Exact wording is required: give all the records again, minus the pictures.

***** DATASET CONTENT *****

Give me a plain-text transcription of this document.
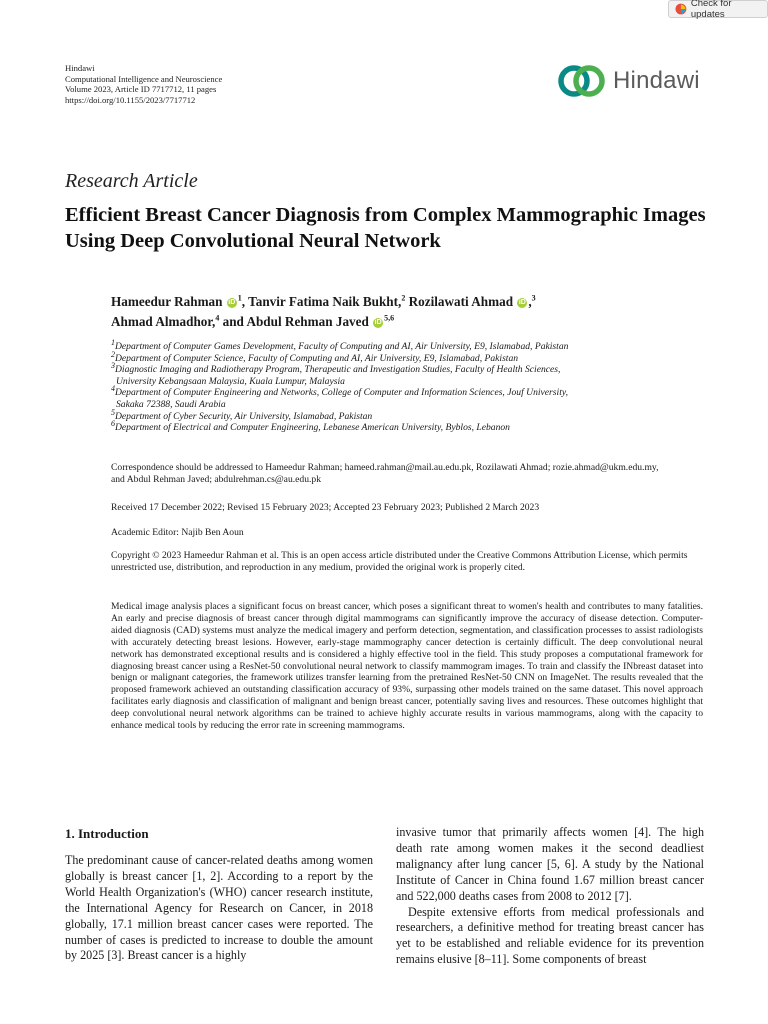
Check for updates
Hindawi
Computational Intelligence and Neuroscience
Volume 2023, Article ID 7717712, 11 pages
https://doi.org/10.1155/2023/7717712
Hindawi
Research Article
Efficient Breast Cancer Diagnosis from Complex Mammographic Images Using Deep Convolutional Neural Network
Hameedur Rahman iD $^1$, Tanvir Fatima Naik Bukht,$^2$ Rozilawati Ahmad iD ,$^3$
Ahmad Almadhor,$^4$ and Abdul Rehman Javed iD $^{5,6}$
$^1$Department of Computer Games Development, Faculty of Computing and AI, Air University, E9, Islamabad, Pakistan
$^2$Department of Computer Science, Faculty of Computing and AI, Air University, E9, Islamabad, Pakistan
$^3$Diagnostic Imaging and Radiotherapy Program, Therapeutic and Investigation Studies, Faculty of Health Sciences,
University Kebangsaan Malaysia, Kuala Lumpur, Malaysia
$^4$Department of Computer Engineering and Networks, College of Computer and Information Sciences, Jouf University,
Sakaka 72388, Saudi Arabia
$^5$Department of Cyber Security, Air University, Islamabad, Pakistan
$^6$Department of Electrical and Computer Engineering, Lebanese American University, Byblos, Lebanon
Correspondence should be addressed to Hameedur Rahman; hameed.rahman@mail.au.edu.pk, Rozilawati Ahmad; rozie.ahmad@ukm.edu.my, and Abdul Rehman Javed; abdulrehman.cs@au.edu.pk
Received 17 December 2022; Revised 15 February 2023; Accepted 23 February 2023; Published 2 March 2023
Academic Editor: Najib Ben Aoun
Copyright © 2023 Hameedur Rahman et al. This is an open access article distributed under the Creative Commons Attribution License, which permits unrestricted use, distribution, and reproduction in any medium, provided the original work is properly cited.
Medical image analysis places a significant focus on breast cancer, which poses a significant threat to women's health and contributes to many fatalities. An early and precise diagnosis of breast cancer through digital mammograms can significantly improve the accuracy of disease detection. Computer-aided diagnosis (CAD) systems must analyze the medical imagery and perform detection, segmentation, and classification processes to assist radiologists with accurately detecting breast lesions. However, early-stage mammography cancer detection is certainly difficult. The deep convolutional neural network has demonstrated exceptional results and is considered a highly effective tool in the field. This study proposes a computational framework for diagnosing breast cancer using a ResNet-50 convolutional neural network to classify mammogram images. To train and classify the INbreast dataset into benign or malignant categories, the framework utilizes transfer learning from the pretrained ResNet-50 CNN on ImageNet. The results revealed that the proposed framework achieved an outstanding classification accuracy of 93%, surpassing other models trained on the same dataset. This novel approach facilitates early diagnosis and classification of malignant and benign breast cancer, potentially saving lives and resources. These outcomes highlight that deep convolutional neural network algorithms can be trained to achieve highly accurate results in various mammograms, along with the capacity to enhance medical tools by reducing the error rate in screening mammograms.
1. Introduction
The predominant cause of cancer-related deaths among women globally is breast cancer [1, 2]. According to a report by the World Health Organization's (WHO) cancer research institute, the International Agency for Research on Cancer, in 2018 globally, 17.1 million breast cancer cases were reported. The number of cases is predicted to increase to double the amount by 2025 [3]. Breast cancer is a highly
invasive tumor that primarily affects women [4]. The high death rate among women makes it the second deadliest malignancy after lung cancer [5, 6]. A study by the National Institute of Cancer in China found 1.67 million breast cancer and 522,000 deaths cases from 2008 to 2012 [7].
Despite extensive efforts from medical professionals and researchers, a definitive method for treating breast cancer has yet to be established and reliable evidence for its prevention remains elusive [8–11]. Some components of breast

*****

[YOUR RESPONSE]
Give me a plain-text transcription of this document.
Check for updates
Hindawi
Computational Intelligence and Neuroscience
Volume 2023, Article ID 7717712, 11 pages
https://doi.org/10.1155/2023/7717712
Hindawi
Research Article
Efficient Breast Cancer Diagnosis from Complex Mammographic Images Using Deep Convolutional Neural Network
Hameedur Rahman iD $^1$, Tanvir Fatima Naik Bukht,$^2$ Rozilawati Ahmad iD ,$^3$
Ahmad Almadhor,$^4$ and Abdul Rehman Javed iD $^{5,6}$
$^1$Department of Computer Games Development, Faculty of Computing and AI, Air University, E9, Islamabad, Pakistan
$^2$Department of Computer Science, Faculty of Computing and AI, Air University, E9, Islamabad, Pakistan
$^3$Diagnostic Imaging and Radiotherapy Program, Therapeutic and Investigation Studies, Faculty of Health Sciences,
University Kebangsaan Malaysia, Kuala Lumpur, Malaysia
$^4$Department of Computer Engineering and Networks, College of Computer and Information Sciences, Jouf University,
Sakaka 72388, Saudi Arabia
$^5$Department of Cyber Security, Air University, Islamabad, Pakistan
$^6$Department of Electrical and Computer Engineering, Lebanese American University, Byblos, Lebanon
Correspondence should be addressed to Hameedur Rahman; hameed.rahman@mail.au.edu.pk, Rozilawati Ahmad; rozie.ahmad@ukm.edu.my, and Abdul Rehman Javed; abdulrehman.cs@au.edu.pk
Received 17 December 2022; Revised 15 February 2023; Accepted 23 February 2023; Published 2 March 2023
Academic Editor: Najib Ben Aoun
Copyright © 2023 Hameedur Rahman et al. This is an open access article distributed under the Creative Commons Attribution License, which permits unrestricted use, distribution, and reproduction in any medium, provided the original work is properly cited.
Medical image analysis places a significant focus on breast cancer, which poses a significant threat to women's health and contributes to many fatalities. An early and precise diagnosis of breast cancer through digital mammograms can significantly improve the accuracy of disease detection. Computer-aided diagnosis (CAD) systems must analyze the medical imagery and perform detection, segmentation, and classification processes to assist radiologists with accurately detecting breast lesions. However, early-stage mammography cancer detection is certainly difficult. The deep convolutional neural network has demonstrated exceptional results and is considered a highly effective tool in the field. This study proposes a computational framework for diagnosing breast cancer using a ResNet-50 convolutional neural network to classify mammogram images. To train and classify the INbreast dataset into benign or malignant categories, the framework utilizes transfer learning from the pretrained ResNet-50 CNN on ImageNet. The results revealed that the proposed framework achieved an outstanding classification accuracy of 93%, surpassing other models trained on the same dataset. This novel approach facilitates early diagnosis and classification of malignant and benign breast cancer, potentially saving lives and resources. These outcomes highlight that deep convolutional neural network algorithms can be trained to achieve highly accurate results in various mammograms, along with the capacity to enhance medical tools by reducing the error rate in screening mammograms.
1. Introduction
The predominant cause of cancer-related deaths among women globally is breast cancer [1, 2]. According to a report by the World Health Organization's (WHO) cancer research institute, the International Agency for Research on Cancer, in 2018 globally, 17.1 million breast cancer cases were reported. The number of cases is predicted to increase to double the amount by 2025 [3]. Breast cancer is a highly
invasive tumor that primarily affects women [4]. The high death rate among women makes it the second deadliest malignancy after lung cancer [5, 6]. A study by the National Institute of Cancer in China found 1.67 million breast cancer and 522,000 deaths cases from 2008 to 2012 [7].
Despite extensive efforts from medical professionals and researchers, a definitive method for treating breast cancer has yet to be established and reliable evidence for its prevention remains elusive [8–11]. Some components of breast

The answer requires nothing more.